Set exercise:
Reproduce the listing below exactly, minus its pictures.

Exercise material:
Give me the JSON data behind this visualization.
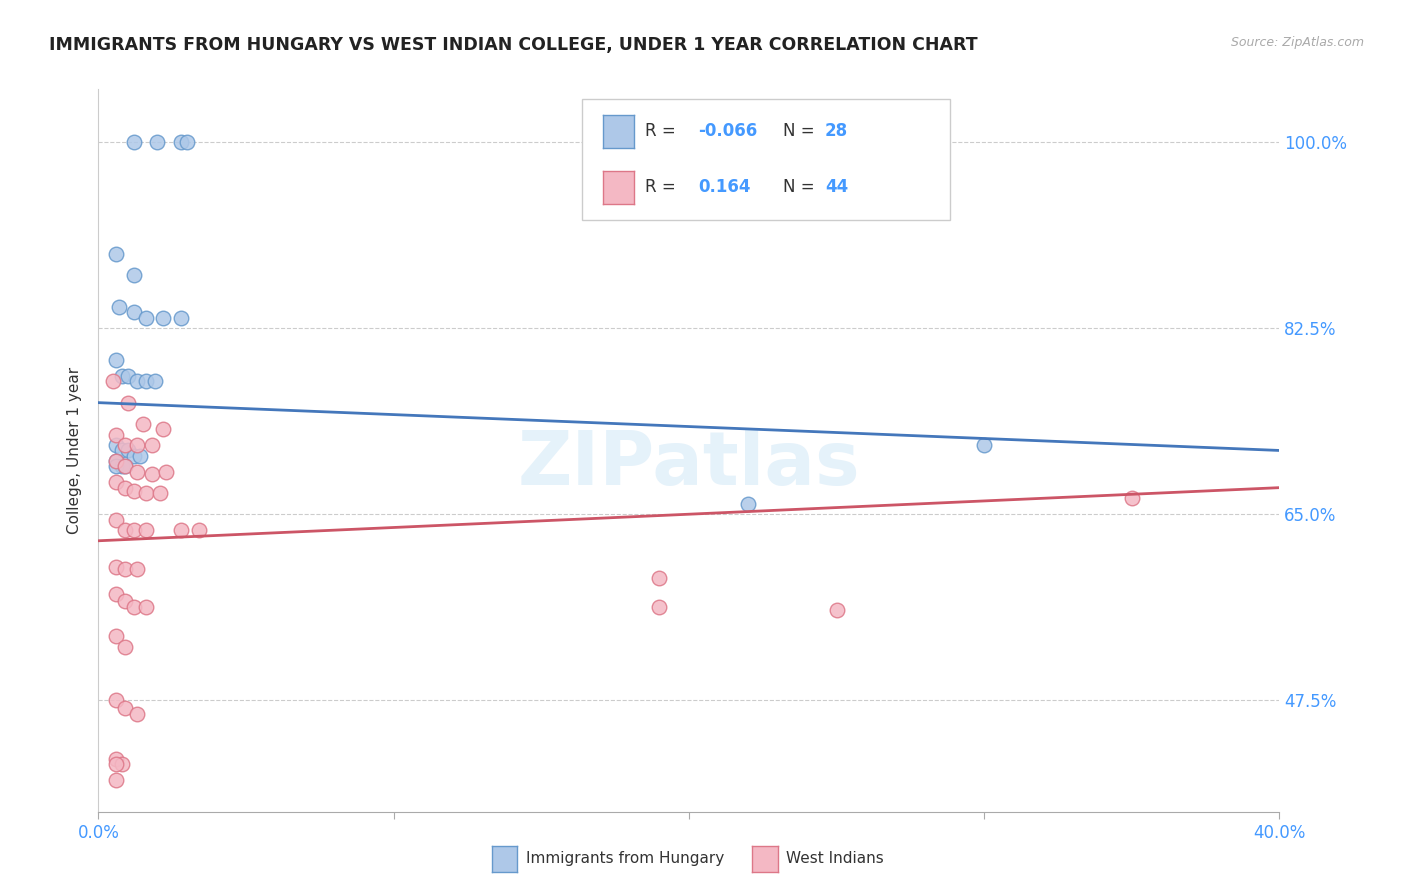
{
  "title": "IMMIGRANTS FROM HUNGARY VS WEST INDIAN COLLEGE, UNDER 1 YEAR CORRELATION CHART",
  "source": "Source: ZipAtlas.com",
  "ylabel": "College, Under 1 year",
  "xlim": [
    0.0,
    0.4
  ],
  "ylim": [
    0.37,
    1.05
  ],
  "legend": {
    "blue_R": "-0.066",
    "blue_N": "28",
    "pink_R": "0.164",
    "pink_N": "44"
  },
  "blue_scatter_x": [
    0.012,
    0.02,
    0.028,
    0.03,
    0.006,
    0.012,
    0.007,
    0.012,
    0.016,
    0.022,
    0.028,
    0.006,
    0.008,
    0.01,
    0.013,
    0.016,
    0.019,
    0.006,
    0.008,
    0.01,
    0.012,
    0.014,
    0.006,
    0.008,
    0.3,
    0.22,
    0.006,
    0.009
  ],
  "blue_scatter_y": [
    1.0,
    1.0,
    1.0,
    1.0,
    0.895,
    0.875,
    0.845,
    0.84,
    0.835,
    0.835,
    0.835,
    0.795,
    0.78,
    0.78,
    0.775,
    0.775,
    0.775,
    0.715,
    0.71,
    0.71,
    0.705,
    0.705,
    0.7,
    0.695,
    0.715,
    0.66,
    0.695,
    0.695
  ],
  "pink_scatter_x": [
    0.005,
    0.01,
    0.015,
    0.022,
    0.006,
    0.009,
    0.013,
    0.018,
    0.006,
    0.009,
    0.013,
    0.018,
    0.023,
    0.006,
    0.009,
    0.012,
    0.016,
    0.021,
    0.006,
    0.009,
    0.012,
    0.016,
    0.028,
    0.034,
    0.006,
    0.009,
    0.013,
    0.006,
    0.009,
    0.012,
    0.016,
    0.006,
    0.009,
    0.006,
    0.009,
    0.013,
    0.19,
    0.006,
    0.008,
    0.006,
    0.006,
    0.35,
    0.19,
    0.25
  ],
  "pink_scatter_y": [
    0.775,
    0.755,
    0.735,
    0.73,
    0.725,
    0.715,
    0.715,
    0.715,
    0.7,
    0.695,
    0.69,
    0.688,
    0.69,
    0.68,
    0.675,
    0.672,
    0.67,
    0.67,
    0.645,
    0.635,
    0.635,
    0.635,
    0.635,
    0.635,
    0.6,
    0.598,
    0.598,
    0.575,
    0.568,
    0.563,
    0.563,
    0.535,
    0.525,
    0.475,
    0.468,
    0.462,
    0.563,
    0.42,
    0.415,
    0.415,
    0.4,
    0.665,
    0.59,
    0.56
  ],
  "blue_line_x": [
    0.0,
    0.4
  ],
  "blue_line_y": [
    0.755,
    0.71
  ],
  "pink_line_x": [
    0.0,
    0.4
  ],
  "pink_line_y": [
    0.625,
    0.675
  ],
  "blue_color": "#aec8e8",
  "pink_color": "#f4b8c4",
  "blue_edge_color": "#6699cc",
  "pink_edge_color": "#dd7788",
  "blue_line_color": "#4477bb",
  "pink_line_color": "#cc5566",
  "grid_color": "#cccccc",
  "background_color": "#ffffff",
  "watermark": "ZIPatlas"
}
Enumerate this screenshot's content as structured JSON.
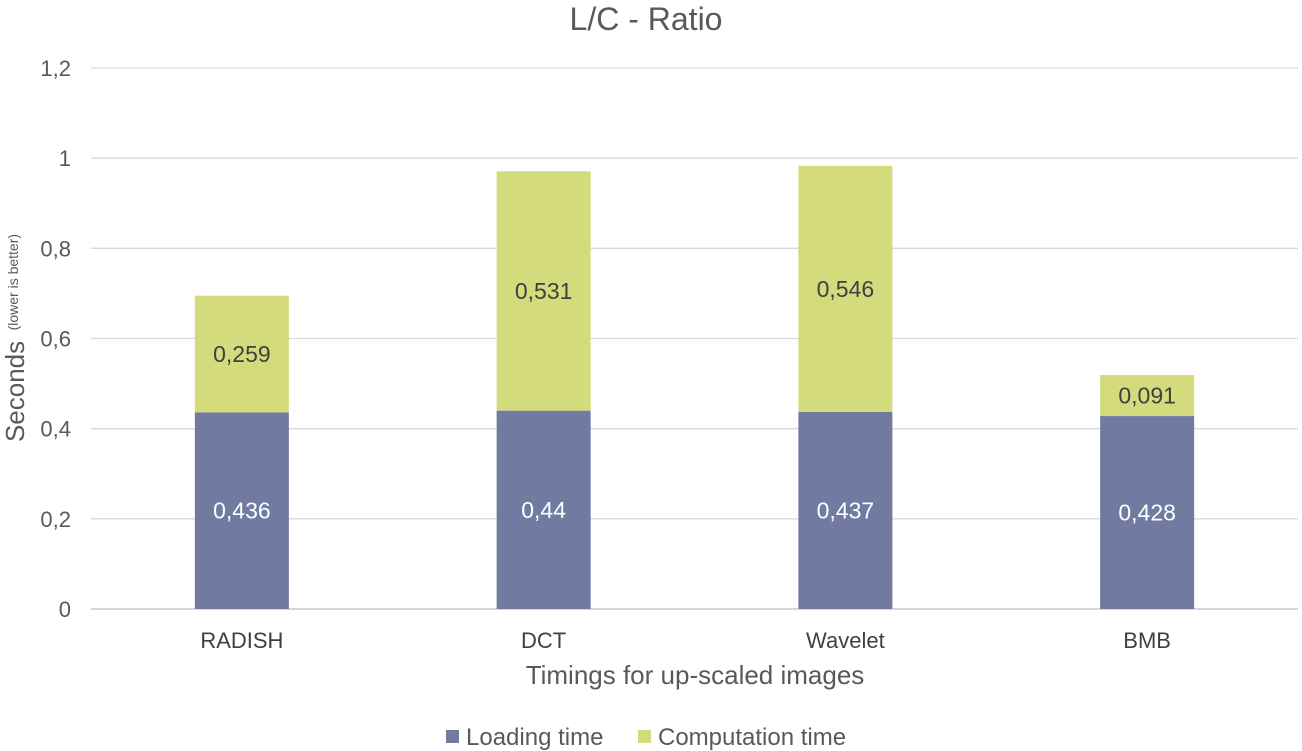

Completed exercise:
Give me the JSON data behind this visualization.
{
  "title": "IMMIGRANTS FROM HUNGARY VS WEST INDIAN COLLEGE, UNDER 1 YEAR CORRELATION CHART",
  "source": "Source: ZipAtlas.com",
  "ylabel": "College, Under 1 year",
  "xlim": [
    0.0,
    0.4
  ],
  "ylim": [
    0.37,
    1.05
  ],
  "legend": {
    "blue_R": "-0.066",
    "blue_N": "28",
    "pink_R": "0.164",
    "pink_N": "44"
  },
  "blue_scatter_x": [
    0.012,
    0.02,
    0.028,
    0.03,
    0.006,
    0.012,
    0.007,
    0.012,
    0.016,
    0.022,
    0.028,
    0.006,
    0.008,
    0.01,
    0.013,
    0.016,
    0.019,
    0.006,
    0.008,
    0.01,
    0.012,
    0.014,
    0.006,
    0.008,
    0.3,
    0.22,
    0.006,
    0.009
  ],
  "blue_scatter_y": [
    1.0,
    1.0,
    1.0,
    1.0,
    0.895,
    0.875,
    0.845,
    0.84,
    0.835,
    0.835,
    0.835,
    0.795,
    0.78,
    0.78,
    0.775,
    0.775,
    0.775,
    0.715,
    0.71,
    0.71,
    0.705,
    0.705,
    0.7,
    0.695,
    0.715,
    0.66,
    0.695,
    0.695
  ],
  "pink_scatter_x": [
    0.005,
    0.01,
    0.015,
    0.022,
    0.006,
    0.009,
    0.013,
    0.018,
    0.006,
    0.009,
    0.013,
    0.018,
    0.023,
    0.006,
    0.009,
    0.012,
    0.016,
    0.021,
    0.006,
    0.009,
    0.012,
    0.016,
    0.028,
    0.034,
    0.006,
    0.009,
    0.013,
    0.006,
    0.009,
    0.012,
    0.016,
    0.006,
    0.009,
    0.006,
    0.009,
    0.013,
    0.19,
    0.006,
    0.008,
    0.006,
    0.006,
    0.35,
    0.19,
    0.25
  ],
  "pink_scatter_y": [
    0.775,
    0.755,
    0.735,
    0.73,
    0.725,
    0.715,
    0.715,
    0.715,
    0.7,
    0.695,
    0.69,
    0.688,
    0.69,
    0.68,
    0.675,
    0.672,
    0.67,
    0.67,
    0.645,
    0.635,
    0.635,
    0.635,
    0.635,
    0.635,
    0.6,
    0.598,
    0.598,
    0.575,
    0.568,
    0.563,
    0.563,
    0.535,
    0.525,
    0.475,
    0.468,
    0.462,
    0.563,
    0.42,
    0.415,
    0.415,
    0.4,
    0.665,
    0.59,
    0.56
  ],
  "blue_line_x": [
    0.0,
    0.4
  ],
  "blue_line_y": [
    0.755,
    0.71
  ],
  "pink_line_x": [
    0.0,
    0.4
  ],
  "pink_line_y": [
    0.625,
    0.675
  ],
  "blue_color": "#aec8e8",
  "pink_color": "#f4b8c4",
  "blue_edge_color": "#6699cc",
  "pink_edge_color": "#dd7788",
  "blue_line_color": "#4477bb",
  "pink_line_color": "#cc5566",
  "grid_color": "#cccccc",
  "background_color": "#ffffff",
  "watermark": "ZIPatlas"
}
Enumerate this screenshot's content as structured JSON.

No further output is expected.